Write the listing below out again exactly, dropping the images.
::::::::::
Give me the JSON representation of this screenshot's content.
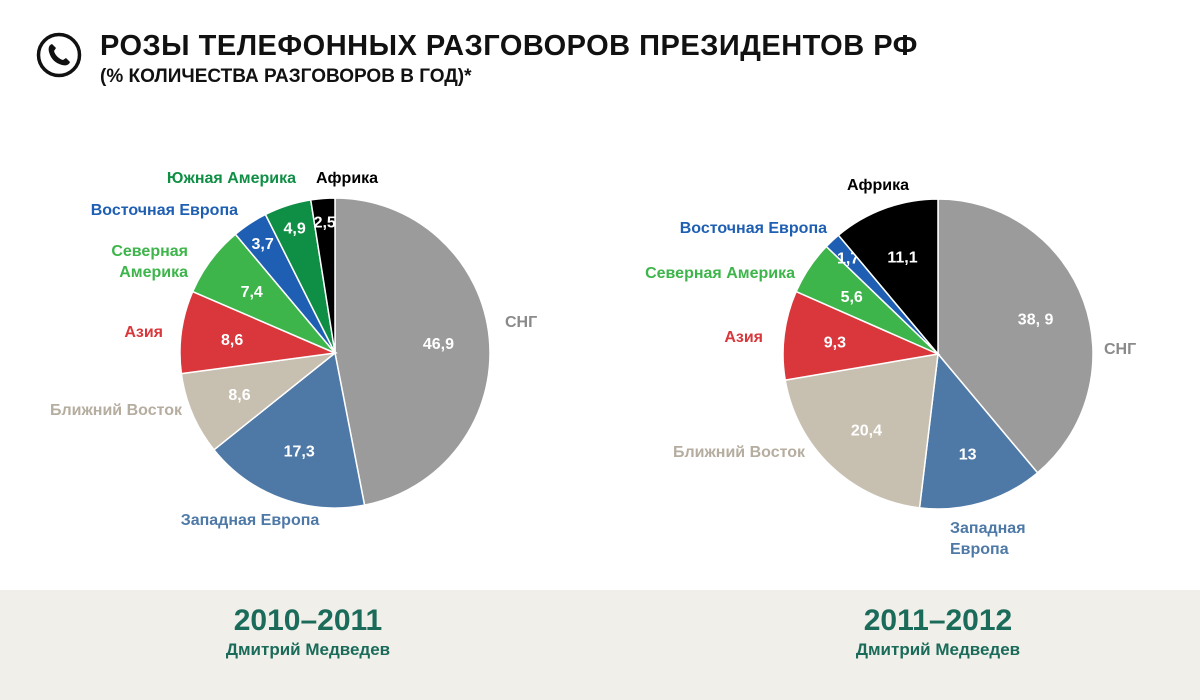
{
  "header": {
    "title": "РОЗЫ ТЕЛЕФОННЫХ РАЗГОВОРОВ ПРЕЗИДЕНТОВ РФ",
    "subtitle": "(% КОЛИЧЕСТВА РАЗГОВОРОВ В ГОД)*",
    "icon": "phone-icon"
  },
  "colors": {
    "СНГ": "#9b9b9b",
    "Западная Европа": "#4e79a7",
    "Ближний Восток": "#c7bfb0",
    "Азия": "#d9373b",
    "Северная Америка": "#3db54a",
    "Восточная Европа": "#1f5fb3",
    "Южная Америка": "#0f8f45",
    "Африка": "#000000"
  },
  "label_colors": {
    "СНГ": "#8a8a8a",
    "Западная Европа": "#4e79a7",
    "Ближний Восток": "#b5ad9f",
    "Азия": "#d9373b",
    "Северная Америка": "#3db54a",
    "Восточная Европа": "#1f5fb3",
    "Южная Америка": "#0f8f45",
    "Африка": "#000000"
  },
  "chart_data": [
    {
      "type": "pie",
      "title": "2010–2011",
      "subtitle": "Дмитрий Медведев",
      "slices": [
        {
          "label": "СНГ",
          "value": 46.9,
          "value_text": "46,9"
        },
        {
          "label": "Западная Европа",
          "value": 17.3,
          "value_text": "17,3"
        },
        {
          "label": "Ближний Восток",
          "value": 8.6,
          "value_text": "8,6"
        },
        {
          "label": "Азия",
          "value": 8.6,
          "value_text": "8,6"
        },
        {
          "label": "Северная Америка",
          "label_lines": [
            "Северная",
            "Америка"
          ],
          "value": 7.4,
          "value_text": "7,4"
        },
        {
          "label": "Восточная Европа",
          "value": 3.7,
          "value_text": "3,7"
        },
        {
          "label": "Южная Америка",
          "value": 4.9,
          "value_text": "4,9"
        },
        {
          "label": "Африка",
          "value": 2.5,
          "value_text": "2,5"
        }
      ]
    },
    {
      "type": "pie",
      "title": "2011–2012",
      "subtitle": "Дмитрий Медведев",
      "slices": [
        {
          "label": "СНГ",
          "value": 38.9,
          "value_text": "38, 9"
        },
        {
          "label": "Западная Европа",
          "label_lines": [
            "Западная",
            "Европа"
          ],
          "value": 13,
          "value_text": "13"
        },
        {
          "label": "Ближний Восток",
          "value": 20.4,
          "value_text": "20,4"
        },
        {
          "label": "Азия",
          "value": 9.3,
          "value_text": "9,3"
        },
        {
          "label": "Северная Америка",
          "value": 5.6,
          "value_text": "5,6"
        },
        {
          "label": "Восточная Европа",
          "value": 1.7,
          "value_text": "1,7"
        },
        {
          "label": "Африка",
          "value": 11.1,
          "value_text": "11,1"
        }
      ]
    }
  ]
}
::::::::::
== SOLUTION ==
Give me the JSON representation of this screenshot's content.
{
  "header": {
    "title": "РОЗЫ ТЕЛЕФОННЫХ РАЗГОВОРОВ ПРЕЗИДЕНТОВ РФ",
    "subtitle": "(% КОЛИЧЕСТВА РАЗГОВОРОВ В ГОД)*",
    "icon": "phone-icon"
  },
  "colors": {
    "СНГ": "#9b9b9b",
    "Западная Европа": "#4e79a7",
    "Ближний Восток": "#c7bfb0",
    "Азия": "#d9373b",
    "Северная Америка": "#3db54a",
    "Восточная Европа": "#1f5fb3",
    "Южная Америка": "#0f8f45",
    "Африка": "#000000"
  },
  "label_colors": {
    "СНГ": "#8a8a8a",
    "Западная Европа": "#4e79a7",
    "Ближний Восток": "#b5ad9f",
    "Азия": "#d9373b",
    "Северная Америка": "#3db54a",
    "Восточная Европа": "#1f5fb3",
    "Южная Америка": "#0f8f45",
    "Африка": "#000000"
  },
  "chart_data": [
    {
      "type": "pie",
      "title": "2010–2011",
      "subtitle": "Дмитрий Медведев",
      "slices": [
        {
          "label": "СНГ",
          "value": 46.9,
          "value_text": "46,9"
        },
        {
          "label": "Западная Европа",
          "value": 17.3,
          "value_text": "17,3"
        },
        {
          "label": "Ближний Восток",
          "value": 8.6,
          "value_text": "8,6"
        },
        {
          "label": "Азия",
          "value": 8.6,
          "value_text": "8,6"
        },
        {
          "label": "Северная Америка",
          "label_lines": [
            "Северная",
            "Америка"
          ],
          "value": 7.4,
          "value_text": "7,4"
        },
        {
          "label": "Восточная Европа",
          "value": 3.7,
          "value_text": "3,7"
        },
        {
          "label": "Южная Америка",
          "value": 4.9,
          "value_text": "4,9"
        },
        {
          "label": "Африка",
          "value": 2.5,
          "value_text": "2,5"
        }
      ]
    },
    {
      "type": "pie",
      "title": "2011–2012",
      "subtitle": "Дмитрий Медведев",
      "slices": [
        {
          "label": "СНГ",
          "value": 38.9,
          "value_text": "38, 9"
        },
        {
          "label": "Западная Европа",
          "label_lines": [
            "Западная",
            "Европа"
          ],
          "value": 13,
          "value_text": "13"
        },
        {
          "label": "Ближний Восток",
          "value": 20.4,
          "value_text": "20,4"
        },
        {
          "label": "Азия",
          "value": 9.3,
          "value_text": "9,3"
        },
        {
          "label": "Северная Америка",
          "value": 5.6,
          "value_text": "5,6"
        },
        {
          "label": "Восточная Европа",
          "value": 1.7,
          "value_text": "1,7"
        },
        {
          "label": "Африка",
          "value": 11.1,
          "value_text": "11,1"
        }
      ]
    }
  ]
}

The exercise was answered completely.